**Stored data:**

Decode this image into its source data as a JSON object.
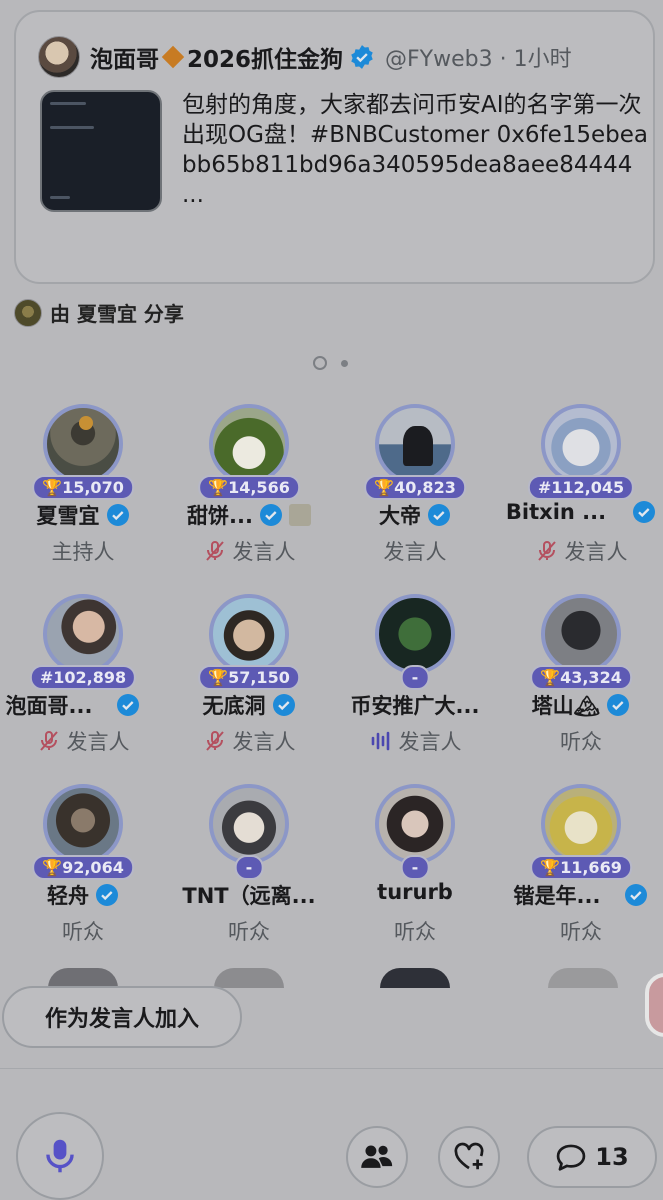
{
  "tweet": {
    "author_name": "泡面哥",
    "author_suffix": "2026抓住金狗",
    "handle_time": "@FYweb3 · 1小时",
    "text": "包射的角度，大家都去问币安AI的名字第一次出现OG盘！#BNBCustomer 0x6fe15ebeabb65b811bd96a340595dea8aee84444\n..."
  },
  "shared_by": "由 夏雪宜 分享",
  "participants": [
    {
      "name": "夏雪宜",
      "badge": "🏆15,070",
      "role": "主持人",
      "verified": true,
      "role_icon": "none"
    },
    {
      "name": "甜饼...",
      "badge": "🏆14,566",
      "role": "发言人",
      "verified": true,
      "role_icon": "mic-muted-icon"
    },
    {
      "name": "大帝",
      "badge": "🏆40,823",
      "role": "发言人",
      "verified": true,
      "role_icon": "none"
    },
    {
      "name": "Bitxin ...",
      "badge": "#112,045",
      "role": "发言人",
      "verified": true,
      "role_icon": "mic-muted-icon"
    },
    {
      "name": "泡面哥...",
      "badge": "#102,898",
      "role": "发言人",
      "verified": true,
      "role_icon": "mic-muted-icon"
    },
    {
      "name": "无底洞",
      "badge": "🏆57,150",
      "role": "发言人",
      "verified": true,
      "role_icon": "mic-muted-icon"
    },
    {
      "name": "币安推广大...",
      "badge": "-",
      "role": "发言人",
      "verified": false,
      "role_icon": "speaking-wave-icon"
    },
    {
      "name": "塔山🏔",
      "badge": "🏆43,324",
      "role": "听众",
      "verified": true,
      "role_icon": "none"
    },
    {
      "name": "轻舟",
      "badge": "🏆92,064",
      "role": "听众",
      "verified": true,
      "role_icon": "none"
    },
    {
      "name": "TNT（远离...",
      "badge": "-",
      "role": "听众",
      "verified": false,
      "role_icon": "none"
    },
    {
      "name": "tururb",
      "badge": "-",
      "role": "听众",
      "verified": false,
      "role_icon": "none"
    },
    {
      "name": "锴是年...",
      "badge": "🏆11,669",
      "role": "听众",
      "verified": true,
      "role_icon": "none"
    }
  ],
  "join_button": "作为发言人加入",
  "reply_count": "13",
  "colors": {
    "verified": "#1d9bf0",
    "accent": "#5d5ab4"
  }
}
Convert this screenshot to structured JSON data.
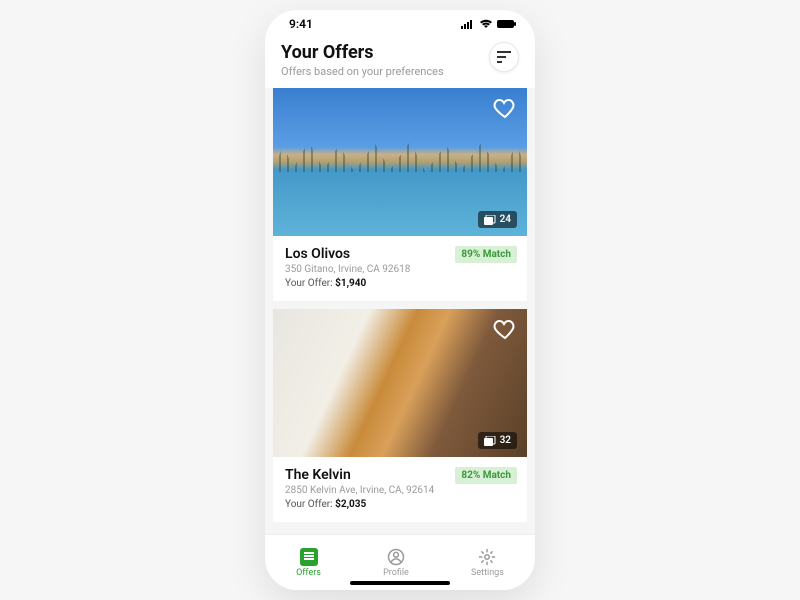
{
  "statusbar": {
    "time": "9:41"
  },
  "header": {
    "title": "Your Offers",
    "subtitle": "Offers based on your preferences"
  },
  "listings": [
    {
      "name": "Los Olivos",
      "address": "350 Gitano, Irvine, CA 92618",
      "offer_label": "Your Offer: ",
      "offer_value": "$1,940",
      "match": "89% Match",
      "photo_count": "24"
    },
    {
      "name": "The Kelvin",
      "address": "2850 Kelvin Ave, Irvine, CA, 92614",
      "offer_label": "Your Offer: ",
      "offer_value": "$2,035",
      "match": "82% Match",
      "photo_count": "32"
    }
  ],
  "tabs": {
    "offers": "Offers",
    "profile": "Profile",
    "settings": "Settings"
  }
}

**Direction:** Nothing in the entries above should change when they are printed again, except that the pictures are dropped.

**Response for this exercise:**
Decode this image into its source data as a JSON object.
{
  "tweet": {
    "author_name": "泡面哥",
    "author_suffix": "2026抓住金狗",
    "handle_time": "@FYweb3 · 1小时",
    "text": "包射的角度，大家都去问币安AI的名字第一次出现OG盘！#BNBCustomer 0x6fe15ebeabb65b811bd96a340595dea8aee84444\n..."
  },
  "shared_by": "由 夏雪宜 分享",
  "participants": [
    {
      "name": "夏雪宜",
      "badge": "🏆15,070",
      "role": "主持人",
      "verified": true,
      "role_icon": "none"
    },
    {
      "name": "甜饼...",
      "badge": "🏆14,566",
      "role": "发言人",
      "verified": true,
      "role_icon": "mic-muted-icon"
    },
    {
      "name": "大帝",
      "badge": "🏆40,823",
      "role": "发言人",
      "verified": true,
      "role_icon": "none"
    },
    {
      "name": "Bitxin ...",
      "badge": "#112,045",
      "role": "发言人",
      "verified": true,
      "role_icon": "mic-muted-icon"
    },
    {
      "name": "泡面哥...",
      "badge": "#102,898",
      "role": "发言人",
      "verified": true,
      "role_icon": "mic-muted-icon"
    },
    {
      "name": "无底洞",
      "badge": "🏆57,150",
      "role": "发言人",
      "verified": true,
      "role_icon": "mic-muted-icon"
    },
    {
      "name": "币安推广大...",
      "badge": "-",
      "role": "发言人",
      "verified": false,
      "role_icon": "speaking-wave-icon"
    },
    {
      "name": "塔山🏔",
      "badge": "🏆43,324",
      "role": "听众",
      "verified": true,
      "role_icon": "none"
    },
    {
      "name": "轻舟",
      "badge": "🏆92,064",
      "role": "听众",
      "verified": true,
      "role_icon": "none"
    },
    {
      "name": "TNT（远离...",
      "badge": "-",
      "role": "听众",
      "verified": false,
      "role_icon": "none"
    },
    {
      "name": "tururb",
      "badge": "-",
      "role": "听众",
      "verified": false,
      "role_icon": "none"
    },
    {
      "name": "锴是年...",
      "badge": "🏆11,669",
      "role": "听众",
      "verified": true,
      "role_icon": "none"
    }
  ],
  "join_button": "作为发言人加入",
  "reply_count": "13",
  "colors": {
    "verified": "#1d9bf0",
    "accent": "#5d5ab4"
  }
}
Convert this screenshot to structured JSON data.
{
  "statusbar": {
    "time": "9:41"
  },
  "header": {
    "title": "Your Offers",
    "subtitle": "Offers based on your preferences"
  },
  "listings": [
    {
      "name": "Los Olivos",
      "address": "350 Gitano, Irvine, CA 92618",
      "offer_label": "Your Offer: ",
      "offer_value": "$1,940",
      "match": "89% Match",
      "photo_count": "24"
    },
    {
      "name": "The Kelvin",
      "address": "2850 Kelvin Ave, Irvine, CA, 92614",
      "offer_label": "Your Offer: ",
      "offer_value": "$2,035",
      "match": "82% Match",
      "photo_count": "32"
    }
  ],
  "tabs": {
    "offers": "Offers",
    "profile": "Profile",
    "settings": "Settings"
  }
}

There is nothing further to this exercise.